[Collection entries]
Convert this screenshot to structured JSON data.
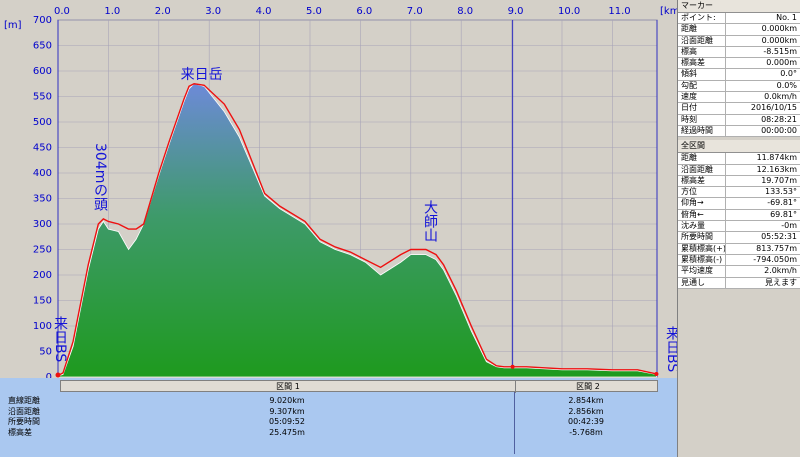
{
  "chart_data": {
    "type": "area",
    "x_unit": "[km]",
    "y_unit": "[m]",
    "xlim": [
      0,
      11.874
    ],
    "ylim": [
      0,
      700
    ],
    "x_ticks": [
      "0.0",
      "1.0",
      "2.0",
      "3.0",
      "4.0",
      "5.0",
      "6.0",
      "7.0",
      "8.0",
      "9.0",
      "10.0",
      "11.0"
    ],
    "y_ticks": [
      "0",
      "50",
      "100",
      "150",
      "200",
      "250",
      "300",
      "350",
      "400",
      "450",
      "500",
      "550",
      "600",
      "650",
      "700"
    ],
    "grid": true,
    "elevation_profile": {
      "x": [
        0,
        0.1,
        0.3,
        0.6,
        0.8,
        0.9,
        1.0,
        1.2,
        1.4,
        1.55,
        1.7,
        2.0,
        2.2,
        2.5,
        2.6,
        2.7,
        2.9,
        3.3,
        3.6,
        4.1,
        4.4,
        4.9,
        5.2,
        5.5,
        5.8,
        6.1,
        6.4,
        6.8,
        7.0,
        7.3,
        7.5,
        7.65,
        7.9,
        8.2,
        8.5,
        8.7,
        8.85,
        9.0,
        9.3,
        10.0,
        10.5,
        11.0,
        11.5,
        11.874
      ],
      "y": [
        2,
        5,
        60,
        210,
        290,
        305,
        290,
        285,
        250,
        270,
        300,
        395,
        455,
        540,
        565,
        575,
        570,
        520,
        470,
        355,
        330,
        300,
        265,
        250,
        240,
        225,
        200,
        225,
        240,
        240,
        230,
        210,
        160,
        90,
        30,
        20,
        18,
        18,
        18,
        14,
        14,
        12,
        12,
        5
      ]
    },
    "track_profile": {
      "x": [
        0,
        0.1,
        0.3,
        0.6,
        0.8,
        0.9,
        1.0,
        1.2,
        1.4,
        1.55,
        1.7,
        2.0,
        2.2,
        2.5,
        2.6,
        2.7,
        2.9,
        3.3,
        3.6,
        4.1,
        4.4,
        4.9,
        5.2,
        5.5,
        5.8,
        6.1,
        6.4,
        6.8,
        7.0,
        7.3,
        7.5,
        7.65,
        7.9,
        8.2,
        8.5,
        8.7,
        8.85,
        9.0,
        9.3,
        10.0,
        10.5,
        11.0,
        11.5,
        11.874
      ],
      "y": [
        3,
        8,
        70,
        220,
        300,
        310,
        305,
        300,
        290,
        290,
        300,
        400,
        460,
        545,
        570,
        575,
        572,
        535,
        485,
        360,
        335,
        305,
        270,
        255,
        245,
        230,
        215,
        240,
        250,
        250,
        240,
        220,
        170,
        100,
        35,
        22,
        20,
        20,
        20,
        16,
        16,
        14,
        14,
        6
      ]
    },
    "annotations": [
      {
        "text": "来日岳",
        "x": 2.87,
        "y": 600
      },
      {
        "text": "304mの頭",
        "x": 0.85,
        "y": 310
      },
      {
        "text": "大師山",
        "x": 7.35,
        "y": 250
      },
      {
        "text": "来日BS",
        "x": 0.05,
        "y": 0
      },
      {
        "text": "来日BS",
        "x": 11.78,
        "y": 0
      }
    ],
    "section_divider_km": 9.02
  },
  "colors": {
    "bg": "#d4d0c8",
    "grid": "#b0aca4",
    "track": "#ee1010",
    "fill_top": "#6d8ad8",
    "fill_bottom": "#1e9a1e",
    "axis_label": "#0000cc",
    "table_bg": "#aac8f0"
  },
  "panel": {
    "marker_title": "マーカー",
    "marker_rows": [
      {
        "k": "ポイント:",
        "v": "No. 1"
      },
      {
        "k": "距離",
        "v": "0.000km"
      },
      {
        "k": "沿面距離",
        "v": "0.000km"
      },
      {
        "k": "標高",
        "v": "-8.515m"
      },
      {
        "k": "標高差",
        "v": "0.000m"
      },
      {
        "k": "傾斜",
        "v": "0.0°"
      },
      {
        "k": "勾配",
        "v": "0.0%"
      },
      {
        "k": "速度",
        "v": "0.0km/h"
      },
      {
        "k": "日付",
        "v": "2016/10/15"
      },
      {
        "k": "時刻",
        "v": "08:28:21"
      },
      {
        "k": "経過時間",
        "v": "00:00:00"
      }
    ],
    "total_title": "全区間",
    "total_rows": [
      {
        "k": "距離",
        "v": "11.874km"
      },
      {
        "k": "沿面距離",
        "v": "12.163km"
      },
      {
        "k": "標高差",
        "v": "19.707m"
      },
      {
        "k": "方位",
        "v": "133.53°"
      },
      {
        "k": "仰角→",
        "v": "-69.81°"
      },
      {
        "k": "俯角←",
        "v": "69.81°"
      },
      {
        "k": "沈み量",
        "v": "-0m"
      },
      {
        "k": "所要時間",
        "v": "05:52:31"
      },
      {
        "k": "累積標高(+)",
        "v": "813.757m"
      },
      {
        "k": "累積標高(-)",
        "v": "-794.050m"
      },
      {
        "k": "平均速度",
        "v": "2.0km/h"
      },
      {
        "k": "見通し",
        "v": "見えます"
      }
    ]
  },
  "table": {
    "headers": [
      "区間 1",
      "区間 2"
    ],
    "rows": [
      {
        "label": "直線距離",
        "s1": "9.020km",
        "s2": "2.854km"
      },
      {
        "label": "沿面距離",
        "s1": "9.307km",
        "s2": "2.856km"
      },
      {
        "label": "所要時間",
        "s1": "05:09:52",
        "s2": "00:42:39"
      },
      {
        "label": "標高差",
        "s1": "25.475m",
        "s2": "-5.768m"
      }
    ]
  }
}
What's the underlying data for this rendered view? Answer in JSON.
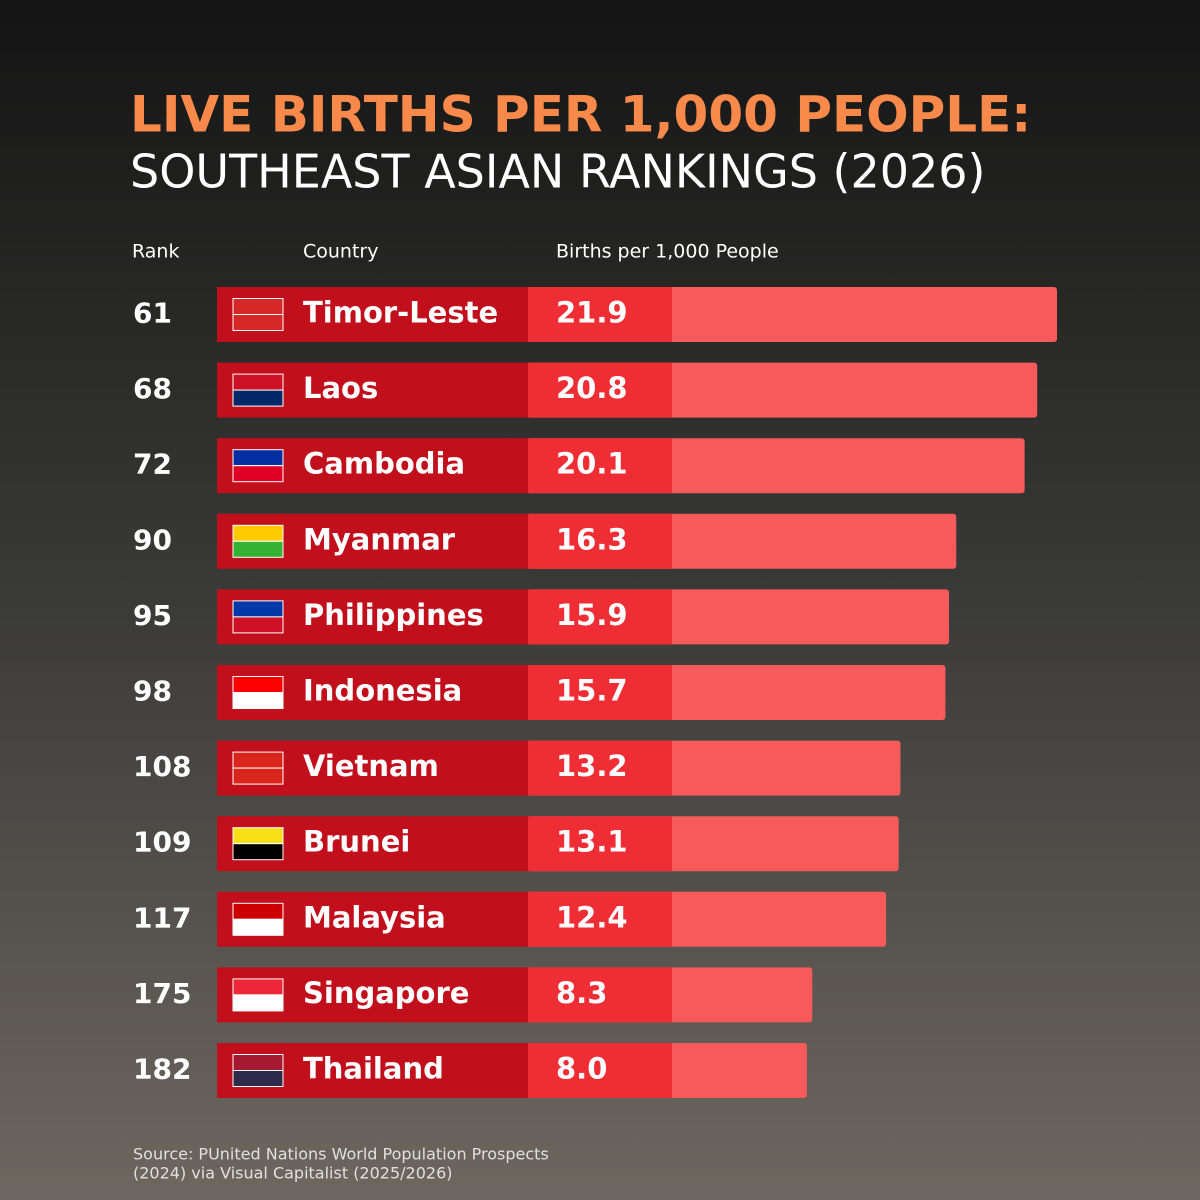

INSTRUCTIONS TO FOLLOW: Reproduce the listing above exactly, excluding all pictures.

WRITTEN SOLUTION:
Convert this screenshot to structured JSON data.
{
  "chart_data": {
    "type": "area",
    "x_unit": "[km]",
    "y_unit": "[m]",
    "xlim": [
      0,
      11.874
    ],
    "ylim": [
      0,
      700
    ],
    "x_ticks": [
      "0.0",
      "1.0",
      "2.0",
      "3.0",
      "4.0",
      "5.0",
      "6.0",
      "7.0",
      "8.0",
      "9.0",
      "10.0",
      "11.0"
    ],
    "y_ticks": [
      "0",
      "50",
      "100",
      "150",
      "200",
      "250",
      "300",
      "350",
      "400",
      "450",
      "500",
      "550",
      "600",
      "650",
      "700"
    ],
    "grid": true,
    "elevation_profile": {
      "x": [
        0,
        0.1,
        0.3,
        0.6,
        0.8,
        0.9,
        1.0,
        1.2,
        1.4,
        1.55,
        1.7,
        2.0,
        2.2,
        2.5,
        2.6,
        2.7,
        2.9,
        3.3,
        3.6,
        4.1,
        4.4,
        4.9,
        5.2,
        5.5,
        5.8,
        6.1,
        6.4,
        6.8,
        7.0,
        7.3,
        7.5,
        7.65,
        7.9,
        8.2,
        8.5,
        8.7,
        8.85,
        9.0,
        9.3,
        10.0,
        10.5,
        11.0,
        11.5,
        11.874
      ],
      "y": [
        2,
        5,
        60,
        210,
        290,
        305,
        290,
        285,
        250,
        270,
        300,
        395,
        455,
        540,
        565,
        575,
        570,
        520,
        470,
        355,
        330,
        300,
        265,
        250,
        240,
        225,
        200,
        225,
        240,
        240,
        230,
        210,
        160,
        90,
        30,
        20,
        18,
        18,
        18,
        14,
        14,
        12,
        12,
        5
      ]
    },
    "track_profile": {
      "x": [
        0,
        0.1,
        0.3,
        0.6,
        0.8,
        0.9,
        1.0,
        1.2,
        1.4,
        1.55,
        1.7,
        2.0,
        2.2,
        2.5,
        2.6,
        2.7,
        2.9,
        3.3,
        3.6,
        4.1,
        4.4,
        4.9,
        5.2,
        5.5,
        5.8,
        6.1,
        6.4,
        6.8,
        7.0,
        7.3,
        7.5,
        7.65,
        7.9,
        8.2,
        8.5,
        8.7,
        8.85,
        9.0,
        9.3,
        10.0,
        10.5,
        11.0,
        11.5,
        11.874
      ],
      "y": [
        3,
        8,
        70,
        220,
        300,
        310,
        305,
        300,
        290,
        290,
        300,
        400,
        460,
        545,
        570,
        575,
        572,
        535,
        485,
        360,
        335,
        305,
        270,
        255,
        245,
        230,
        215,
        240,
        250,
        250,
        240,
        220,
        170,
        100,
        35,
        22,
        20,
        20,
        20,
        16,
        16,
        14,
        14,
        6
      ]
    },
    "annotations": [
      {
        "text": "来日岳",
        "x": 2.87,
        "y": 600
      },
      {
        "text": "304mの頭",
        "x": 0.85,
        "y": 310
      },
      {
        "text": "大師山",
        "x": 7.35,
        "y": 250
      },
      {
        "text": "来日BS",
        "x": 0.05,
        "y": 0
      },
      {
        "text": "来日BS",
        "x": 11.78,
        "y": 0
      }
    ],
    "section_divider_km": 9.02
  },
  "colors": {
    "bg": "#d4d0c8",
    "grid": "#b0aca4",
    "track": "#ee1010",
    "fill_top": "#6d8ad8",
    "fill_bottom": "#1e9a1e",
    "axis_label": "#0000cc",
    "table_bg": "#aac8f0"
  },
  "panel": {
    "marker_title": "マーカー",
    "marker_rows": [
      {
        "k": "ポイント:",
        "v": "No. 1"
      },
      {
        "k": "距離",
        "v": "0.000km"
      },
      {
        "k": "沿面距離",
        "v": "0.000km"
      },
      {
        "k": "標高",
        "v": "-8.515m"
      },
      {
        "k": "標高差",
        "v": "0.000m"
      },
      {
        "k": "傾斜",
        "v": "0.0°"
      },
      {
        "k": "勾配",
        "v": "0.0%"
      },
      {
        "k": "速度",
        "v": "0.0km/h"
      },
      {
        "k": "日付",
        "v": "2016/10/15"
      },
      {
        "k": "時刻",
        "v": "08:28:21"
      },
      {
        "k": "経過時間",
        "v": "00:00:00"
      }
    ],
    "total_title": "全区間",
    "total_rows": [
      {
        "k": "距離",
        "v": "11.874km"
      },
      {
        "k": "沿面距離",
        "v": "12.163km"
      },
      {
        "k": "標高差",
        "v": "19.707m"
      },
      {
        "k": "方位",
        "v": "133.53°"
      },
      {
        "k": "仰角→",
        "v": "-69.81°"
      },
      {
        "k": "俯角←",
        "v": "69.81°"
      },
      {
        "k": "沈み量",
        "v": "-0m"
      },
      {
        "k": "所要時間",
        "v": "05:52:31"
      },
      {
        "k": "累積標高(+)",
        "v": "813.757m"
      },
      {
        "k": "累積標高(-)",
        "v": "-794.050m"
      },
      {
        "k": "平均速度",
        "v": "2.0km/h"
      },
      {
        "k": "見通し",
        "v": "見えます"
      }
    ]
  },
  "table": {
    "headers": [
      "区間 1",
      "区間 2"
    ],
    "rows": [
      {
        "label": "直線距離",
        "s1": "9.020km",
        "s2": "2.854km"
      },
      {
        "label": "沿面距離",
        "s1": "9.307km",
        "s2": "2.856km"
      },
      {
        "label": "所要時間",
        "s1": "05:09:52",
        "s2": "00:42:39"
      },
      {
        "label": "標高差",
        "s1": "25.475m",
        "s2": "-5.768m"
      }
    ]
  }
}
What's the underlying data for this rendered view? Answer in JSON.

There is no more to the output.